Saved entries:
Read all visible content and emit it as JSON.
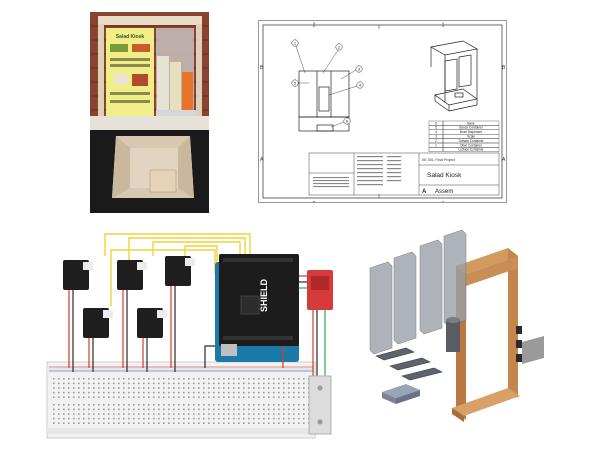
{
  "photo": {
    "poster_title": "Salad Kiosk"
  },
  "drawing": {
    "col_labels": [
      "2",
      "1"
    ],
    "row_labels": [
      "B",
      "A"
    ],
    "balloons": [
      "1",
      "2",
      "3",
      "4",
      "5",
      "6"
    ],
    "parts_table": [
      {
        "item": "6",
        "desc": "Base"
      },
      {
        "item": "5",
        "desc": "Sauce Container"
      },
      {
        "item": "4",
        "desc": "Bowl Dispenser"
      },
      {
        "item": "3",
        "desc": "Scale"
      },
      {
        "item": "2",
        "desc": "Tomato Container"
      },
      {
        "item": "1",
        "desc": "Olive Container"
      },
      {
        "item": "",
        "desc": "Lettuce Container"
      }
    ],
    "project_label": "EE 391: Final Project",
    "title": "Salad Kiosk",
    "size": "A",
    "author": "Assem"
  },
  "circuit": {
    "shield_label": "SHIELD"
  }
}
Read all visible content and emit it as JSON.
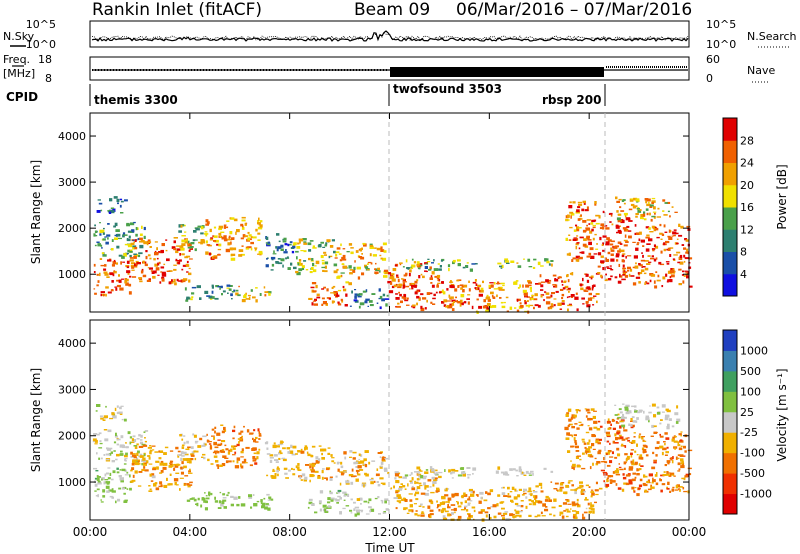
{
  "header": {
    "station": "Rankin Inlet (fitACF)",
    "beam": "Beam 09",
    "date_range": "06/Mar/2016 – 07/Mar/2016"
  },
  "labels": {
    "n_sky": "N.Sky",
    "n_search": "N.Search",
    "freq_top": "Freq.",
    "freq_unit": "[MHz]",
    "cpid": "CPID",
    "nave": "Nave",
    "time_axis": "Time UT",
    "range_axis": "Slant Range [km]",
    "power_colorbar": "Power [dB]",
    "velocity_colorbar": "Velocity  [m s⁻¹]"
  },
  "noise_axis": {
    "left_ticks": [
      "10^5",
      "10^0"
    ],
    "right_ticks": [
      "10^5",
      "10^0"
    ]
  },
  "freq_axis": {
    "left_ticks": [
      "18",
      "8"
    ],
    "right_ticks": [
      "60",
      "0"
    ]
  },
  "cpid_segments": [
    {
      "label": "themis 3300",
      "start_hour": 0
    },
    {
      "label": "twofsound 3503",
      "start_hour": 12
    },
    {
      "label": "rbsp 200",
      "start_hour": 20.5
    }
  ],
  "x_ticks": [
    "00:00",
    "04:00",
    "08:00",
    "12:00",
    "16:00",
    "20:00",
    "00:00"
  ],
  "y_ticks": [
    "1000",
    "2000",
    "3000",
    "4000"
  ],
  "power_ticks": [
    "28",
    "24",
    "20",
    "16",
    "12",
    "8",
    "4"
  ],
  "velocity_ticks": [
    "1000",
    "500",
    "100",
    "25",
    "-25",
    "-100",
    "-500",
    "-1000"
  ],
  "colors": {
    "power": [
      "#1010e0",
      "#1a4fa8",
      "#2d7f70",
      "#4aa04a",
      "#f0e000",
      "#f0a000",
      "#f06000",
      "#e00000"
    ],
    "velocity": [
      "#2040c0",
      "#3a80b0",
      "#40a060",
      "#80c040",
      "#c8c8c8",
      "#f0b000",
      "#f07000",
      "#f03000",
      "#e00000"
    ]
  },
  "chart_data": {
    "type": "heatmap",
    "x_range_hours": [
      0,
      24
    ],
    "y_range_km": [
      180,
      4500
    ],
    "panels": [
      {
        "name": "power",
        "unit": "dB",
        "color_range": [
          0,
          30
        ],
        "regions": [
          {
            "t0": 0.1,
            "t1": 1.6,
            "r0": 560,
            "r1": 1350,
            "value": 26
          },
          {
            "t0": 0.1,
            "t1": 2.2,
            "r0": 1400,
            "r1": 2150,
            "value": 12
          },
          {
            "t0": 0.2,
            "t1": 1.4,
            "r0": 2350,
            "r1": 2700,
            "value": 8
          },
          {
            "t0": 1.6,
            "t1": 4.0,
            "r0": 820,
            "r1": 1820,
            "value": 25
          },
          {
            "t0": 3.5,
            "t1": 4.6,
            "r0": 1500,
            "r1": 2100,
            "value": 15
          },
          {
            "t0": 4.6,
            "t1": 6.8,
            "r0": 1350,
            "r1": 2250,
            "value": 21
          },
          {
            "t0": 3.8,
            "t1": 5.8,
            "r0": 450,
            "r1": 800,
            "value": 11
          },
          {
            "t0": 5.8,
            "t1": 7.2,
            "r0": 450,
            "r1": 750,
            "value": 18
          },
          {
            "t0": 7.0,
            "t1": 8.1,
            "r0": 1100,
            "r1": 1900,
            "value": 8
          },
          {
            "t0": 8.1,
            "t1": 9.8,
            "r0": 1050,
            "r1": 1800,
            "value": 16
          },
          {
            "t0": 9.8,
            "t1": 11.8,
            "r0": 950,
            "r1": 1700,
            "value": 20
          },
          {
            "t0": 8.7,
            "t1": 10.4,
            "r0": 350,
            "r1": 850,
            "value": 24
          },
          {
            "t0": 10.4,
            "t1": 11.9,
            "r0": 300,
            "r1": 700,
            "value": 9
          },
          {
            "t0": 11.9,
            "t1": 14.0,
            "r0": 650,
            "r1": 1300,
            "value": 25
          },
          {
            "t0": 12.2,
            "t1": 14.5,
            "r0": 260,
            "r1": 650,
            "value": 27
          },
          {
            "t0": 14.0,
            "t1": 16.0,
            "r0": 200,
            "r1": 900,
            "value": 24
          },
          {
            "t0": 16.0,
            "t1": 17.8,
            "r0": 200,
            "r1": 900,
            "value": 21
          },
          {
            "t0": 17.8,
            "t1": 20.3,
            "r0": 250,
            "r1": 1050,
            "value": 25
          },
          {
            "t0": 12.5,
            "t1": 15.5,
            "r0": 1100,
            "r1": 1350,
            "value": 12
          },
          {
            "t0": 16.2,
            "t1": 18.5,
            "r0": 1150,
            "r1": 1350,
            "value": 14
          },
          {
            "t0": 19.0,
            "t1": 20.3,
            "r0": 1300,
            "r1": 2600,
            "value": 24
          },
          {
            "t0": 20.3,
            "t1": 21.7,
            "r0": 850,
            "r1": 2400,
            "value": 26
          },
          {
            "t0": 21.7,
            "t1": 24.0,
            "r0": 750,
            "r1": 2100,
            "value": 24
          },
          {
            "t0": 21.0,
            "t1": 23.5,
            "r0": 2200,
            "r1": 2700,
            "value": 18
          }
        ]
      },
      {
        "name": "velocity",
        "unit": "m s⁻¹",
        "color_range": [
          -1000,
          1000
        ],
        "regions": [
          {
            "t0": 0.1,
            "t1": 1.6,
            "r0": 560,
            "r1": 1350,
            "value": 150
          },
          {
            "t0": 0.1,
            "t1": 2.2,
            "r0": 1400,
            "r1": 2150,
            "value": 0
          },
          {
            "t0": 0.2,
            "t1": 1.4,
            "r0": 2350,
            "r1": 2700,
            "value": 5
          },
          {
            "t0": 1.6,
            "t1": 4.0,
            "r0": 820,
            "r1": 1820,
            "value": -300
          },
          {
            "t0": 3.5,
            "t1": 4.6,
            "r0": 1500,
            "r1": 2100,
            "value": -150
          },
          {
            "t0": 4.6,
            "t1": 6.8,
            "r0": 1350,
            "r1": 2250,
            "value": -400
          },
          {
            "t0": 3.8,
            "t1": 5.8,
            "r0": 450,
            "r1": 800,
            "value": 200
          },
          {
            "t0": 5.8,
            "t1": 7.2,
            "r0": 450,
            "r1": 750,
            "value": 120
          },
          {
            "t0": 7.0,
            "t1": 8.1,
            "r0": 1100,
            "r1": 1900,
            "value": -120
          },
          {
            "t0": 8.1,
            "t1": 9.8,
            "r0": 1050,
            "r1": 1800,
            "value": -250
          },
          {
            "t0": 9.8,
            "t1": 11.8,
            "r0": 950,
            "r1": 1700,
            "value": -200
          },
          {
            "t0": 8.7,
            "t1": 10.4,
            "r0": 350,
            "r1": 850,
            "value": 150
          },
          {
            "t0": 10.4,
            "t1": 11.9,
            "r0": 300,
            "r1": 700,
            "value": 60
          },
          {
            "t0": 11.9,
            "t1": 14.0,
            "r0": 650,
            "r1": 1300,
            "value": -200
          },
          {
            "t0": 12.2,
            "t1": 14.5,
            "r0": 260,
            "r1": 650,
            "value": -300
          },
          {
            "t0": 14.0,
            "t1": 16.0,
            "r0": 200,
            "r1": 900,
            "value": -250
          },
          {
            "t0": 16.0,
            "t1": 17.8,
            "r0": 200,
            "r1": 900,
            "value": -220
          },
          {
            "t0": 17.8,
            "t1": 20.3,
            "r0": 250,
            "r1": 1050,
            "value": -300
          },
          {
            "t0": 12.5,
            "t1": 15.5,
            "r0": 1100,
            "r1": 1350,
            "value": 0
          },
          {
            "t0": 16.2,
            "t1": 18.5,
            "r0": 1150,
            "r1": 1350,
            "value": 0
          },
          {
            "t0": 19.0,
            "t1": 20.3,
            "r0": 1300,
            "r1": 2600,
            "value": -350
          },
          {
            "t0": 20.3,
            "t1": 21.7,
            "r0": 850,
            "r1": 2400,
            "value": -450
          },
          {
            "t0": 21.7,
            "t1": 24.0,
            "r0": 750,
            "r1": 2100,
            "value": -400
          },
          {
            "t0": 21.0,
            "t1": 23.5,
            "r0": 2200,
            "r1": 2700,
            "value": 0
          }
        ]
      }
    ]
  }
}
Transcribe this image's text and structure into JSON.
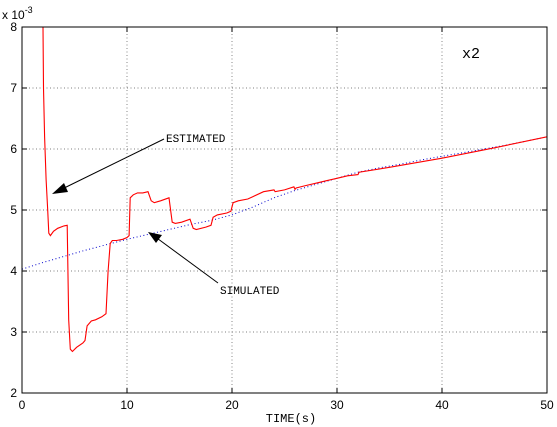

◆ TASK DESCRIPTION: Scan the data above and copy every line with "Container" in it.

◆ RESULT:
        "desc": "Sauce Container"
        "desc": "Tomato Container"
        "desc": "Olive Container"
        "desc": "Lettuce Container"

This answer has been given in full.